# Start of Recorded data
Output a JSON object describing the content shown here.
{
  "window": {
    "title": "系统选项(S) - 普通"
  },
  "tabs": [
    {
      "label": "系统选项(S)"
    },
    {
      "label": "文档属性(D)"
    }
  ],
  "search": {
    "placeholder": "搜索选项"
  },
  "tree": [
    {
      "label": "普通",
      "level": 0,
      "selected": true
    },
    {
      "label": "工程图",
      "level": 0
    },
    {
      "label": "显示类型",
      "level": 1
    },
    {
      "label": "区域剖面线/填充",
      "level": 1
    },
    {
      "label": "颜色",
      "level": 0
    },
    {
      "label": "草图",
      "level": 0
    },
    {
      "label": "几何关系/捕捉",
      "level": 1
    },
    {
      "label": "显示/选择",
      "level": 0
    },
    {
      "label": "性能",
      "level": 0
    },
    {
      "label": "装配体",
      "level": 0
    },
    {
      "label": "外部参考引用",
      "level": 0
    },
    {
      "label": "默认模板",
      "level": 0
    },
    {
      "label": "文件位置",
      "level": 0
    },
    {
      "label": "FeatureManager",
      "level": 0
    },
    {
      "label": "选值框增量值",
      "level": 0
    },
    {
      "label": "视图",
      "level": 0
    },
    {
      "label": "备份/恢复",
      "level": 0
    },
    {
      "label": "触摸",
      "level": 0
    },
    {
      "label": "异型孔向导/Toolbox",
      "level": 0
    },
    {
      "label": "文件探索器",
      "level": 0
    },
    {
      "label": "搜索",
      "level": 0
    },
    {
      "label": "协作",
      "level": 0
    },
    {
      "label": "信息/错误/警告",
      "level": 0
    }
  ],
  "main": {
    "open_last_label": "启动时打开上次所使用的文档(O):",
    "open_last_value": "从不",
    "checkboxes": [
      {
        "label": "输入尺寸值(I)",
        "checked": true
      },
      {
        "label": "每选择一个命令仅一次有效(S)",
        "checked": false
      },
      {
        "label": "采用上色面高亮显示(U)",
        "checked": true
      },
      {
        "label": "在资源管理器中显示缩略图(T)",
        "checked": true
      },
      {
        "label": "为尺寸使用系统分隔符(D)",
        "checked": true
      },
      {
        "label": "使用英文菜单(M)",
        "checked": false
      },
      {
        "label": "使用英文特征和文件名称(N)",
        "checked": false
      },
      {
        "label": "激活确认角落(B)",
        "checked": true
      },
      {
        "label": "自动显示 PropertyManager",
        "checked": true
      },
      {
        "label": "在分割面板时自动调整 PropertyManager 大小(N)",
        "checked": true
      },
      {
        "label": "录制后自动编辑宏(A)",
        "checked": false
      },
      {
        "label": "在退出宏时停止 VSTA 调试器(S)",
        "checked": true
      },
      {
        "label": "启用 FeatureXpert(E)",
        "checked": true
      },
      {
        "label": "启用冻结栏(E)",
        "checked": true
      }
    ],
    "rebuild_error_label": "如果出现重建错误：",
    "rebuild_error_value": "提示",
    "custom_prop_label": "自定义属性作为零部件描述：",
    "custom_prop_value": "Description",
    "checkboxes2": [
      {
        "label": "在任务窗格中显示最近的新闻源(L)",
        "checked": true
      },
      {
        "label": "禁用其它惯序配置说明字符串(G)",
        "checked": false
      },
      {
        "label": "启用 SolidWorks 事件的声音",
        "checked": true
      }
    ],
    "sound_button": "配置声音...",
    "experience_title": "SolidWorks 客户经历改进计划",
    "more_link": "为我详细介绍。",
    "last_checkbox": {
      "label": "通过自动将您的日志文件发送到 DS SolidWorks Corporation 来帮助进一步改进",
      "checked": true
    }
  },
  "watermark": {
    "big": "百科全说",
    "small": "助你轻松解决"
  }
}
# End of Recorded data
▶ Task prompt:
Find each line holding the word "SolidWorks" and copy it.

▶ Exercise answer:
        "label": "启用 SolidWorks 事件的声音",
    "experience_title": "SolidWorks 客户经历改进计划",
      "label": "通过自动将您的日志文件发送到 DS SolidWorks Corporation 来帮助进一步改进",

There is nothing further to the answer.